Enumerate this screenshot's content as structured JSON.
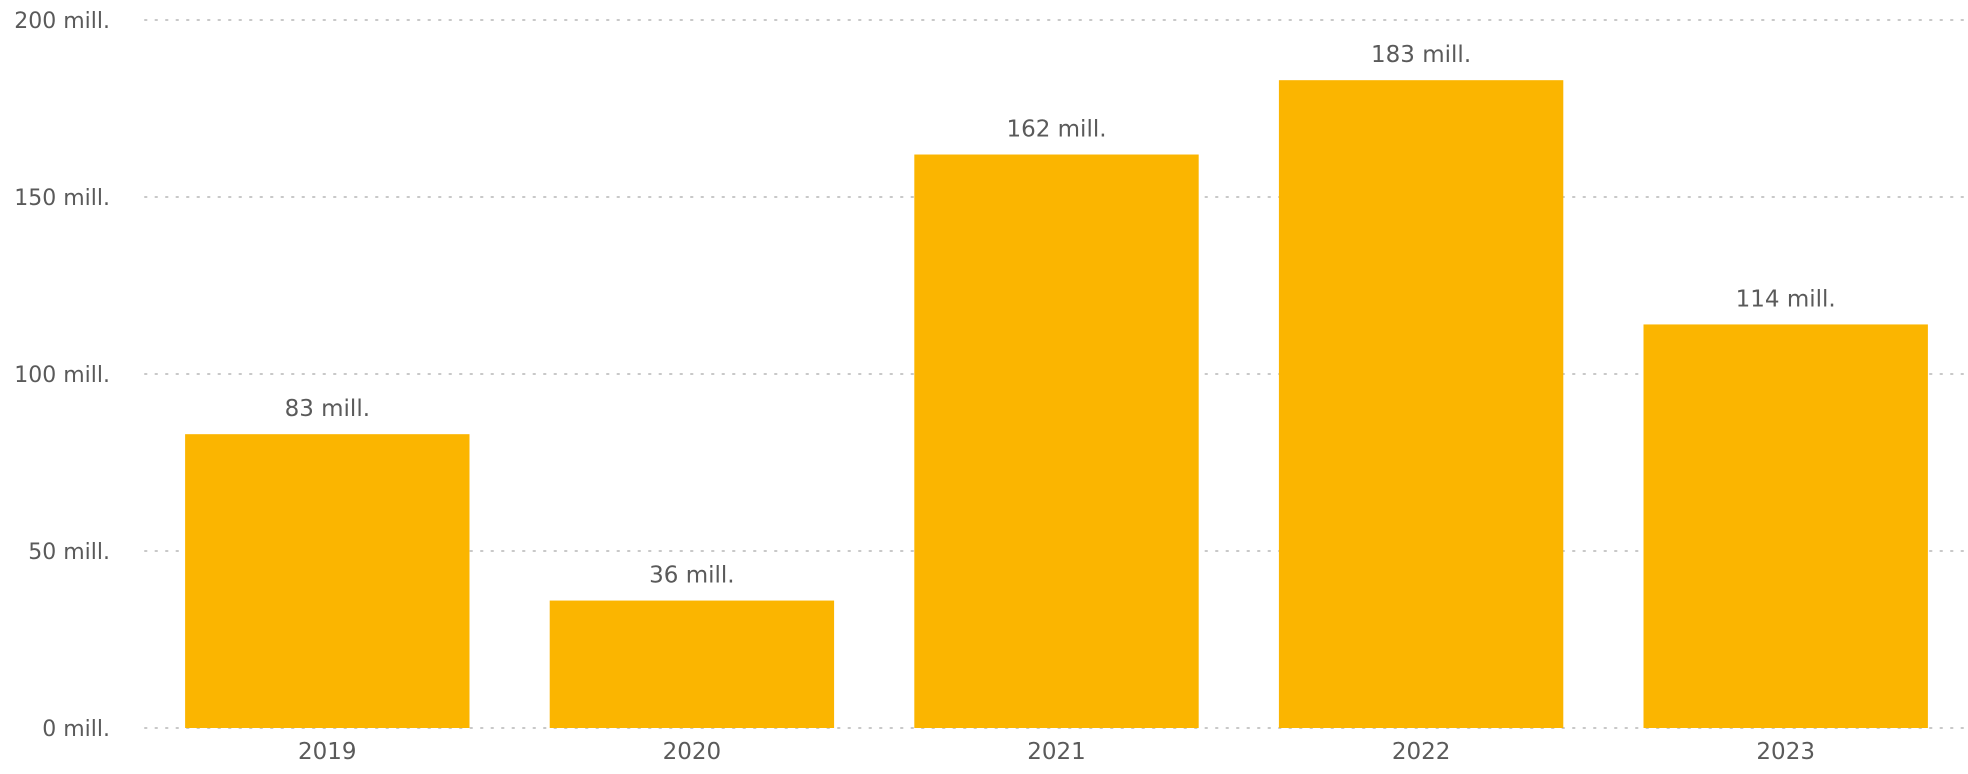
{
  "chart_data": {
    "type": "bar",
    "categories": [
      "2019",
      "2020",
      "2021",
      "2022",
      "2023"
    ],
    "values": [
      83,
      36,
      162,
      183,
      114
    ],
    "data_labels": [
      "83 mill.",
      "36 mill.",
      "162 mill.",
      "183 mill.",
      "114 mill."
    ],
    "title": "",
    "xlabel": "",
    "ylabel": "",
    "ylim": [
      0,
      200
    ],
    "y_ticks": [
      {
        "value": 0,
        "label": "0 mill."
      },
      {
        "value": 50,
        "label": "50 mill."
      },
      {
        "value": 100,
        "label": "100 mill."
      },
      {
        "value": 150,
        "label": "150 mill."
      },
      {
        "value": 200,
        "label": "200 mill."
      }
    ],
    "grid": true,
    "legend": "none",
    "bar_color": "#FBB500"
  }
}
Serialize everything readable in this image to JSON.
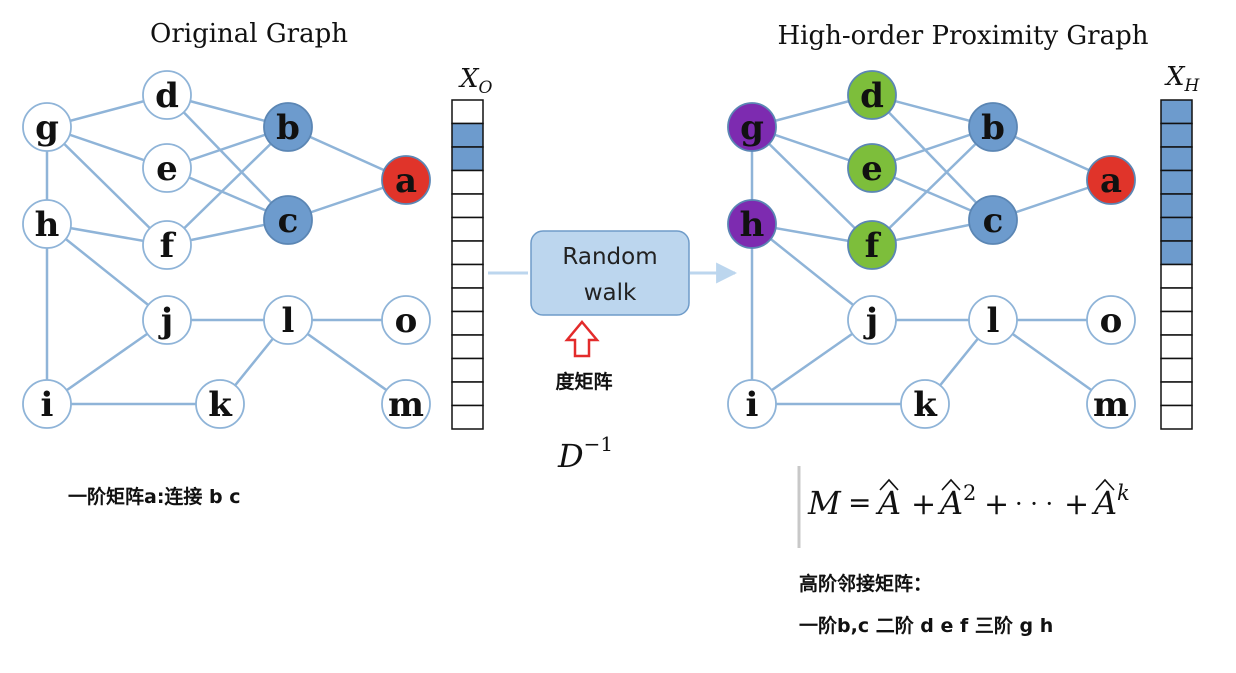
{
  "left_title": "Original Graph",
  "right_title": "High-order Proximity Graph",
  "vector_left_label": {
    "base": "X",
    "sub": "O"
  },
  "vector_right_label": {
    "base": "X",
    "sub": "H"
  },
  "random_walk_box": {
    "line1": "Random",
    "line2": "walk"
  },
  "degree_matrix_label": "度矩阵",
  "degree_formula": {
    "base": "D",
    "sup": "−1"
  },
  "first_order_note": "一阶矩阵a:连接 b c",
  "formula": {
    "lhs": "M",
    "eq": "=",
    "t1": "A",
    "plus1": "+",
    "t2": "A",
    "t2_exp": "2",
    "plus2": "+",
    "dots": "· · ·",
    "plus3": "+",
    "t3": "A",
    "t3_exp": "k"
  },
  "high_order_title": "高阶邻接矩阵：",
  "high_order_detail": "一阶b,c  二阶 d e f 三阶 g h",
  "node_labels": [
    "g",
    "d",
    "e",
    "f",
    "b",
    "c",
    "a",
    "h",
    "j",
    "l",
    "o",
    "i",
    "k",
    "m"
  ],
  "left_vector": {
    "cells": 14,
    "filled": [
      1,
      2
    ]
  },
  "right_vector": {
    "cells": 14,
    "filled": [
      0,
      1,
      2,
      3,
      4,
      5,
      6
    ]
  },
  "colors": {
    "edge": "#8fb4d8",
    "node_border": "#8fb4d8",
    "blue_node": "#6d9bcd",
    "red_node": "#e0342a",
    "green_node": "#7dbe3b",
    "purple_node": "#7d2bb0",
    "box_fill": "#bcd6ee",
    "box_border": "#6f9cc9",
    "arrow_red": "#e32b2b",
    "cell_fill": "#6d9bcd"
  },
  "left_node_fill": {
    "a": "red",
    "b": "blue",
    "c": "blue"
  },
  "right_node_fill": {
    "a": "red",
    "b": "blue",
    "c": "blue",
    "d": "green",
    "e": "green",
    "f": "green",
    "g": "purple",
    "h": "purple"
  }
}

#####

*Aim:* Produce an exact copy of only those lines that run from the line with "Serialize everything readable" to the final line of the records, including both; exclude images.

*Completed exercise:*
Serialize everything readable in this image to JSON.
{
  "left_title": "Original Graph",
  "right_title": "High-order Proximity Graph",
  "vector_left_label": {
    "base": "X",
    "sub": "O"
  },
  "vector_right_label": {
    "base": "X",
    "sub": "H"
  },
  "random_walk_box": {
    "line1": "Random",
    "line2": "walk"
  },
  "degree_matrix_label": "度矩阵",
  "degree_formula": {
    "base": "D",
    "sup": "−1"
  },
  "first_order_note": "一阶矩阵a:连接 b c",
  "formula": {
    "lhs": "M",
    "eq": "=",
    "t1": "A",
    "plus1": "+",
    "t2": "A",
    "t2_exp": "2",
    "plus2": "+",
    "dots": "· · ·",
    "plus3": "+",
    "t3": "A",
    "t3_exp": "k"
  },
  "high_order_title": "高阶邻接矩阵：",
  "high_order_detail": "一阶b,c  二阶 d e f 三阶 g h",
  "node_labels": [
    "g",
    "d",
    "e",
    "f",
    "b",
    "c",
    "a",
    "h",
    "j",
    "l",
    "o",
    "i",
    "k",
    "m"
  ],
  "left_vector": {
    "cells": 14,
    "filled": [
      1,
      2
    ]
  },
  "right_vector": {
    "cells": 14,
    "filled": [
      0,
      1,
      2,
      3,
      4,
      5,
      6
    ]
  },
  "colors": {
    "edge": "#8fb4d8",
    "node_border": "#8fb4d8",
    "blue_node": "#6d9bcd",
    "red_node": "#e0342a",
    "green_node": "#7dbe3b",
    "purple_node": "#7d2bb0",
    "box_fill": "#bcd6ee",
    "box_border": "#6f9cc9",
    "arrow_red": "#e32b2b",
    "cell_fill": "#6d9bcd"
  },
  "left_node_fill": {
    "a": "red",
    "b": "blue",
    "c": "blue"
  },
  "right_node_fill": {
    "a": "red",
    "b": "blue",
    "c": "blue",
    "d": "green",
    "e": "green",
    "f": "green",
    "g": "purple",
    "h": "purple"
  }
}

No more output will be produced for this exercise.